** REQUEST **
Restate the records below word for word, and omit the images they hold.

===== RECORDS SUPPLIED

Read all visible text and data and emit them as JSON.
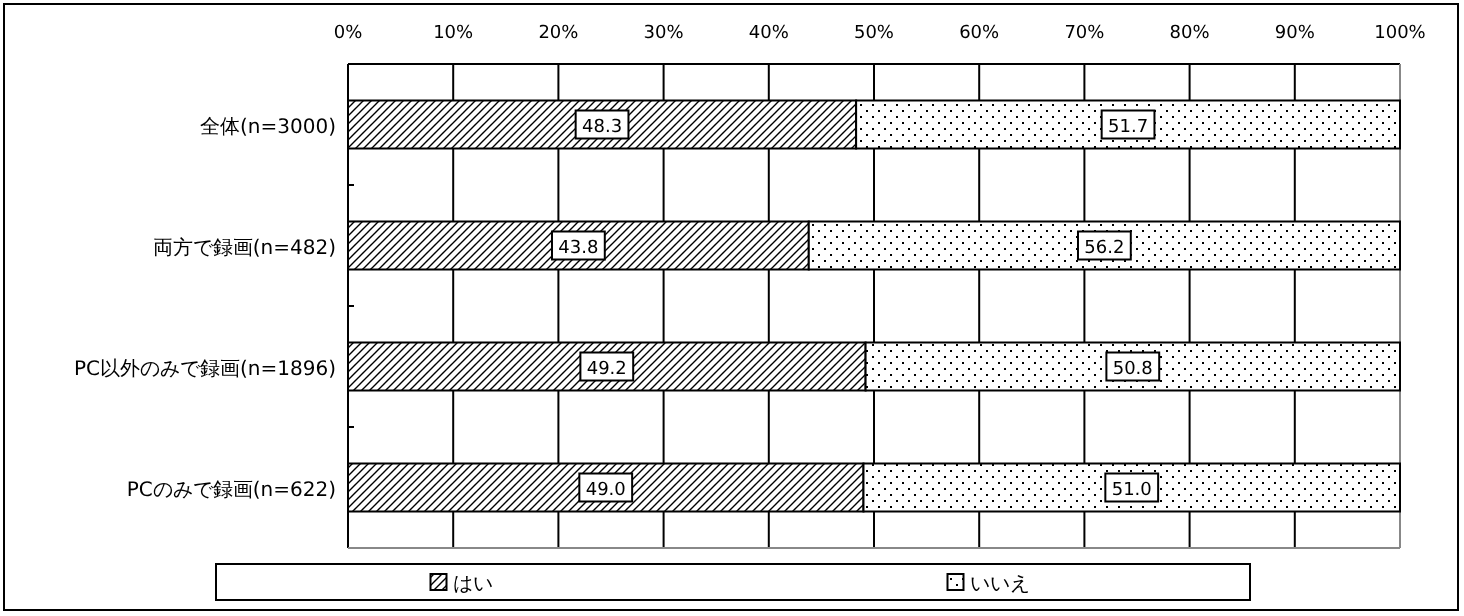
{
  "chart_data": {
    "type": "bar",
    "orientation": "horizontal",
    "stacked": true,
    "categories": [
      "全体(n=3000)",
      "両方で録画(n=482)",
      "PC以外のみで録画(n=1896)",
      "PCのみで録画(n=622)"
    ],
    "series": [
      {
        "name": "はい",
        "color": "#000000",
        "values": [
          48.3,
          43.8,
          49.2,
          49.0
        ],
        "value_labels": [
          "48.3",
          "43.8",
          "49.2",
          "49.0"
        ]
      },
      {
        "name": "いいえ",
        "color": "#000000",
        "values": [
          51.7,
          56.2,
          50.8,
          51.0
        ],
        "value_labels": [
          "51.7",
          "56.2",
          "50.8",
          "51.0"
        ]
      }
    ],
    "xlim": [
      0,
      100
    ],
    "xticks": [
      {
        "value": 0,
        "label": "0%"
      },
      {
        "value": 10,
        "label": "10%"
      },
      {
        "value": 20,
        "label": "20%"
      },
      {
        "value": 30,
        "label": "30%"
      },
      {
        "value": 40,
        "label": "40%"
      },
      {
        "value": 50,
        "label": "50%"
      },
      {
        "value": 60,
        "label": "60%"
      },
      {
        "value": 70,
        "label": "70%"
      },
      {
        "value": 80,
        "label": "80%"
      },
      {
        "value": 90,
        "label": "90%"
      },
      {
        "value": 100,
        "label": "100%"
      }
    ],
    "grid": "x",
    "legend": "bottom"
  }
}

==========

** RESPONSE **
Read all visible text and data and emit them as JSON.
{
  "chart_data": {
    "type": "bar",
    "orientation": "horizontal",
    "stacked": true,
    "categories": [
      "全体(n=3000)",
      "両方で録画(n=482)",
      "PC以外のみで録画(n=1896)",
      "PCのみで録画(n=622)"
    ],
    "series": [
      {
        "name": "はい",
        "color": "#000000",
        "values": [
          48.3,
          43.8,
          49.2,
          49.0
        ],
        "value_labels": [
          "48.3",
          "43.8",
          "49.2",
          "49.0"
        ]
      },
      {
        "name": "いいえ",
        "color": "#000000",
        "values": [
          51.7,
          56.2,
          50.8,
          51.0
        ],
        "value_labels": [
          "51.7",
          "56.2",
          "50.8",
          "51.0"
        ]
      }
    ],
    "xlim": [
      0,
      100
    ],
    "xticks": [
      {
        "value": 0,
        "label": "0%"
      },
      {
        "value": 10,
        "label": "10%"
      },
      {
        "value": 20,
        "label": "20%"
      },
      {
        "value": 30,
        "label": "30%"
      },
      {
        "value": 40,
        "label": "40%"
      },
      {
        "value": 50,
        "label": "50%"
      },
      {
        "value": 60,
        "label": "60%"
      },
      {
        "value": 70,
        "label": "70%"
      },
      {
        "value": 80,
        "label": "80%"
      },
      {
        "value": 90,
        "label": "90%"
      },
      {
        "value": 100,
        "label": "100%"
      }
    ],
    "grid": "x",
    "legend": "bottom"
  }
}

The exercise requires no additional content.